DATA SHOWN —
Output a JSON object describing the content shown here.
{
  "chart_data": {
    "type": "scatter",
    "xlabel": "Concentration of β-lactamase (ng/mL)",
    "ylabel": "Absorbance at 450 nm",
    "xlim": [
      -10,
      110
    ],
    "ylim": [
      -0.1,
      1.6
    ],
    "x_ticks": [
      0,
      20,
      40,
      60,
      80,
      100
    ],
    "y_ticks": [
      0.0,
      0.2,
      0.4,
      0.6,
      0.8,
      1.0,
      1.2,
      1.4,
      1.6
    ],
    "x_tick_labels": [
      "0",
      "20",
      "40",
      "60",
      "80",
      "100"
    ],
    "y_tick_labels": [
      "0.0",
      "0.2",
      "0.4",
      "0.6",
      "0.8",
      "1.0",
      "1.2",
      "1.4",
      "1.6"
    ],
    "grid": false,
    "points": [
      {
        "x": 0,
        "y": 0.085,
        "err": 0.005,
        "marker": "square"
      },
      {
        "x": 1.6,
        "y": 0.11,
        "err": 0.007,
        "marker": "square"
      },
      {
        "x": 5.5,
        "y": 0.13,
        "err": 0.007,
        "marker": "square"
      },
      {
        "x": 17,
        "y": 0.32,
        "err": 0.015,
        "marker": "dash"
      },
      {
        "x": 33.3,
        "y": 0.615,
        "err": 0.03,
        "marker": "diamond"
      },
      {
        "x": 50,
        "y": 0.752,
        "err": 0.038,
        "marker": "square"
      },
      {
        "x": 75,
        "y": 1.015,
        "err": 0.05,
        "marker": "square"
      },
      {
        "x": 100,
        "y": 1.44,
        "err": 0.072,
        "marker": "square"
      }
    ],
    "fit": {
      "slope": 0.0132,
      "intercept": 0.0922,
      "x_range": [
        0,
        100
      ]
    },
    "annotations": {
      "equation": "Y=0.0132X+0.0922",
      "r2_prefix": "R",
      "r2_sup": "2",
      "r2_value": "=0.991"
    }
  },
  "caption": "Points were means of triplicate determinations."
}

WORK INSTRUCTIONS —
Restate the listing in full, word for word.

RESPONSE —
Output a JSON object describing the content shown here.
{
  "chart_data": {
    "type": "scatter",
    "xlabel": "Concentration of β-lactamase (ng/mL)",
    "ylabel": "Absorbance at 450 nm",
    "xlim": [
      -10,
      110
    ],
    "ylim": [
      -0.1,
      1.6
    ],
    "x_ticks": [
      0,
      20,
      40,
      60,
      80,
      100
    ],
    "y_ticks": [
      0.0,
      0.2,
      0.4,
      0.6,
      0.8,
      1.0,
      1.2,
      1.4,
      1.6
    ],
    "x_tick_labels": [
      "0",
      "20",
      "40",
      "60",
      "80",
      "100"
    ],
    "y_tick_labels": [
      "0.0",
      "0.2",
      "0.4",
      "0.6",
      "0.8",
      "1.0",
      "1.2",
      "1.4",
      "1.6"
    ],
    "grid": false,
    "points": [
      {
        "x": 0,
        "y": 0.085,
        "err": 0.005,
        "marker": "square"
      },
      {
        "x": 1.6,
        "y": 0.11,
        "err": 0.007,
        "marker": "square"
      },
      {
        "x": 5.5,
        "y": 0.13,
        "err": 0.007,
        "marker": "square"
      },
      {
        "x": 17,
        "y": 0.32,
        "err": 0.015,
        "marker": "dash"
      },
      {
        "x": 33.3,
        "y": 0.615,
        "err": 0.03,
        "marker": "diamond"
      },
      {
        "x": 50,
        "y": 0.752,
        "err": 0.038,
        "marker": "square"
      },
      {
        "x": 75,
        "y": 1.015,
        "err": 0.05,
        "marker": "square"
      },
      {
        "x": 100,
        "y": 1.44,
        "err": 0.072,
        "marker": "square"
      }
    ],
    "fit": {
      "slope": 0.0132,
      "intercept": 0.0922,
      "x_range": [
        0,
        100
      ]
    },
    "annotations": {
      "equation": "Y=0.0132X+0.0922",
      "r2_prefix": "R",
      "r2_sup": "2",
      "r2_value": "=0.991"
    }
  },
  "caption": "Points were means of triplicate determinations."
}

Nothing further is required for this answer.